Saved entries →
-*-
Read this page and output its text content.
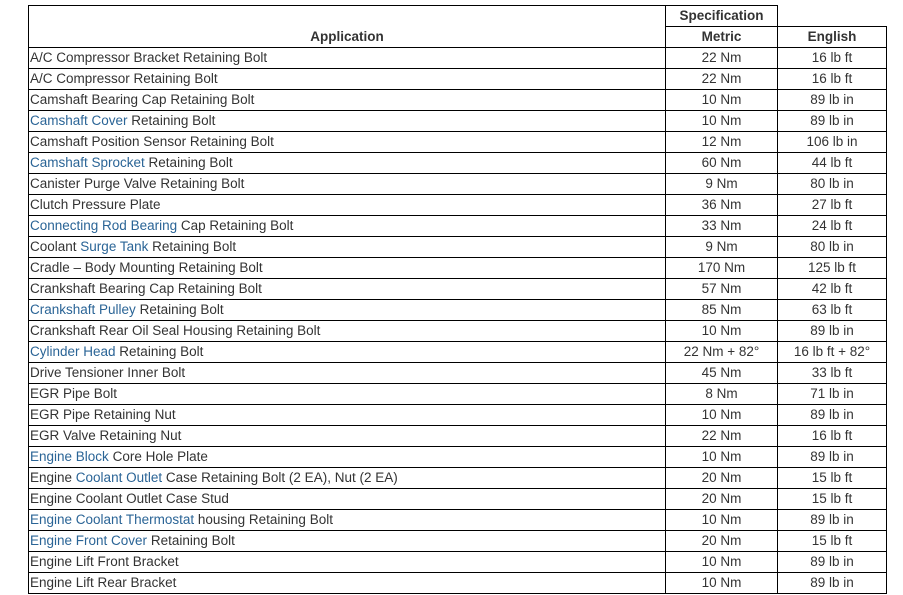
Application	Specification	
	Metric	English
A/C Compressor Bracket Retaining Bolt	22 Nm	16 lb ft
A/C Compressor Retaining Bolt	22 Nm	16 lb ft
Camshaft Bearing Cap Retaining Bolt	10 Nm	89 lb in
Camshaft Cover Retaining Bolt	10 Nm	89 lb in
Camshaft Position Sensor Retaining Bolt	12 Nm	106 lb in
Camshaft Sprocket Retaining Bolt	60 Nm	44 lb ft
Canister Purge Valve Retaining Bolt	9 Nm	80 lb in
Clutch Pressure Plate	36 Nm	27 lb ft
Connecting Rod Bearing Cap Retaining Bolt	33 Nm	24 lb ft
Coolant Surge Tank Retaining Bolt	9 Nm	80 lb in
Cradle – Body Mounting Retaining Bolt	170 Nm	125 lb ft
Crankshaft Bearing Cap Retaining Bolt	57 Nm	42 lb ft
Crankshaft Pulley Retaining Bolt	85 Nm	63 lb ft
Crankshaft Rear Oil Seal Housing Retaining Bolt	10 Nm	89 lb in
Cylinder Head Retaining Bolt	22 Nm + 82°	16 lb ft + 82°
Drive Tensioner Inner Bolt	45 Nm	33 lb ft
EGR Pipe Bolt	8 Nm	71 lb in
EGR Pipe Retaining Nut	10 Nm	89 lb in
EGR Valve Retaining Nut	22 Nm	16 lb ft
Engine Block Core Hole Plate	10 Nm	89 lb in
Engine Coolant Outlet Case Retaining Bolt (2 EA), Nut (2 EA)	20 Nm	15 lb ft
Engine Coolant Outlet Case Stud	20 Nm	15 lb ft
Engine Coolant Thermostat housing Retaining Bolt	10 Nm	89 lb in
Engine Front Cover Retaining Bolt	20 Nm	15 lb ft
Engine Lift Front Bracket	10 Nm	89 lb in
Engine Lift Rear Bracket	10 Nm	89 lb in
-*-
In the records above, locate each line with the word "Valve". Copy all such lines.

Expected answer →
Canister Purge Valve Retaining Bolt	9 Nm	80 lb in
EGR Valve Retaining Nut	22 Nm	16 lb ft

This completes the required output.